[Start DATA LINES]
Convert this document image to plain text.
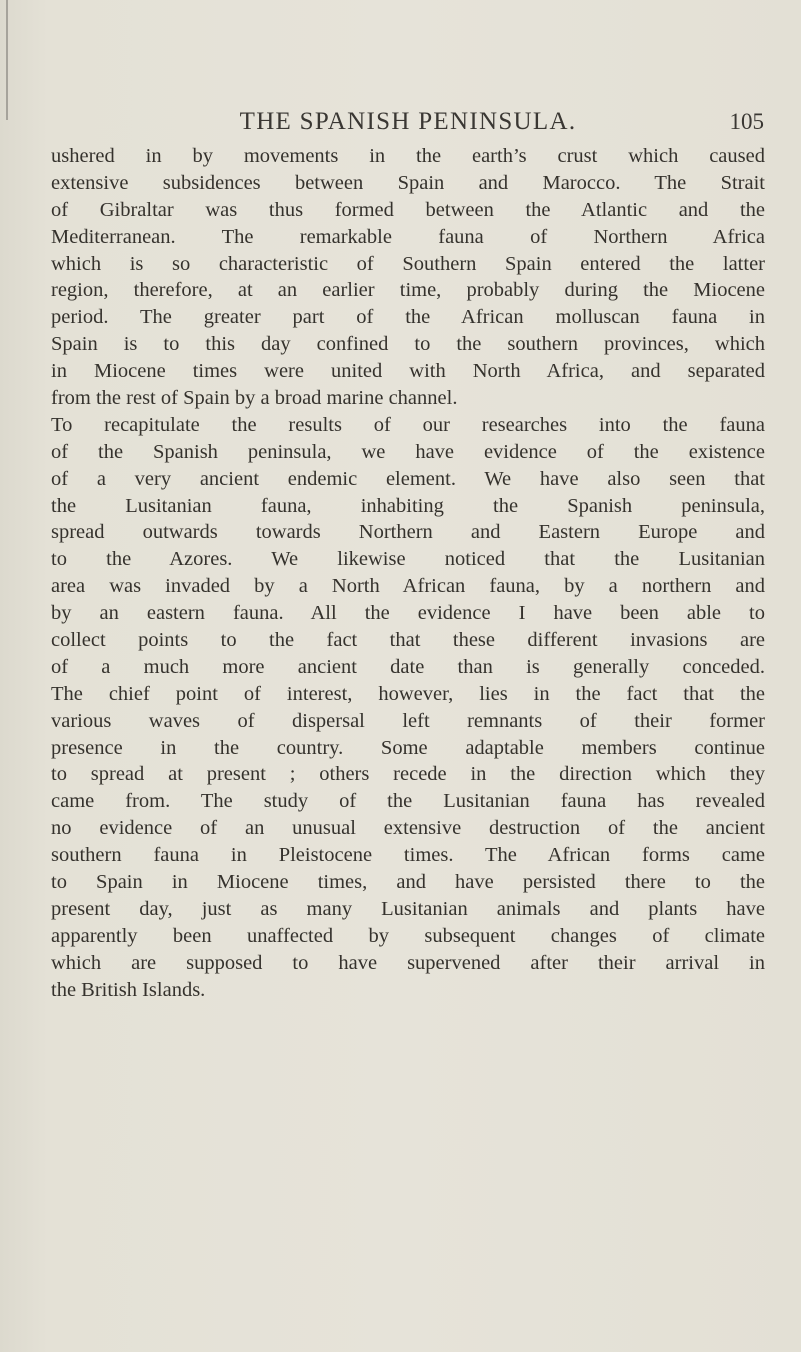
THE SPANISH PENINSULA.	105
ushered in by movements in the earth’s crust which caused
extensive subsidences between Spain and Marocco. The Strait
of Gibraltar was thus formed between the Atlantic and the
Mediterranean. The remarkable fauna of Northern Africa
which is so characteristic of Southern Spain entered the latter
region, therefore, at an earlier time, probably during the Miocene
period. The greater part of the African molluscan fauna in
Spain is to this day confined to the southern provinces, which
in Miocene times were united with North Africa, and separated
from the rest of Spain by a broad marine channel.
To recapitulate the results of our researches into the fauna
of the Spanish peninsula, we have evidence of the existence
of a very ancient endemic element. We have also seen that
the Lusitanian fauna, inhabiting the Spanish peninsula,
spread outwards towards Northern and Eastern Europe and
to the Azores. We likewise noticed that the Lusitanian
area was invaded by a North African fauna, by a northern and
by an eastern fauna. All the evidence I have been able to
collect points to the fact that these different invasions are
of a much more ancient date than is generally conceded.
The chief point of interest, however, lies in the fact that the
various waves of dispersal left remnants of their former
presence in the country. Some adaptable members continue
to spread at present ; others recede in the direction which they
came from. The study of the Lusitanian fauna has revealed
no evidence of an unusual extensive destruction of the ancient
southern fauna in Pleistocene times. The African forms came
to Spain in Miocene times, and have persisted there to the
present day, just as many Lusitanian animals and plants have
apparently been unaffected by subsequent changes of climate
which are supposed to have supervened after their arrival in
the British Islands.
[End DATA LINES]
AIM
Omit every picture while copying the listing above exactly.

TASK ANSWER
Convert this document image to plain text.
THE SPANISH PENINSULA.	105
ushered in by movements in the earth’s crust which caused
extensive subsidences between Spain and Marocco. The Strait
of Gibraltar was thus formed between the Atlantic and the
Mediterranean. The remarkable fauna of Northern Africa
which is so characteristic of Southern Spain entered the latter
region, therefore, at an earlier time, probably during the Miocene
period. The greater part of the African molluscan fauna in
Spain is to this day confined to the southern provinces, which
in Miocene times were united with North Africa, and separated
from the rest of Spain by a broad marine channel.
To recapitulate the results of our researches into the fauna
of the Spanish peninsula, we have evidence of the existence
of a very ancient endemic element. We have also seen that
the Lusitanian fauna, inhabiting the Spanish peninsula,
spread outwards towards Northern and Eastern Europe and
to the Azores. We likewise noticed that the Lusitanian
area was invaded by a North African fauna, by a northern and
by an eastern fauna. All the evidence I have been able to
collect points to the fact that these different invasions are
of a much more ancient date than is generally conceded.
The chief point of interest, however, lies in the fact that the
various waves of dispersal left remnants of their former
presence in the country. Some adaptable members continue
to spread at present ; others recede in the direction which they
came from. The study of the Lusitanian fauna has revealed
no evidence of an unusual extensive destruction of the ancient
southern fauna in Pleistocene times. The African forms came
to Spain in Miocene times, and have persisted there to the
present day, just as many Lusitanian animals and plants have
apparently been unaffected by subsequent changes of climate
which are supposed to have supervened after their arrival in
the British Islands.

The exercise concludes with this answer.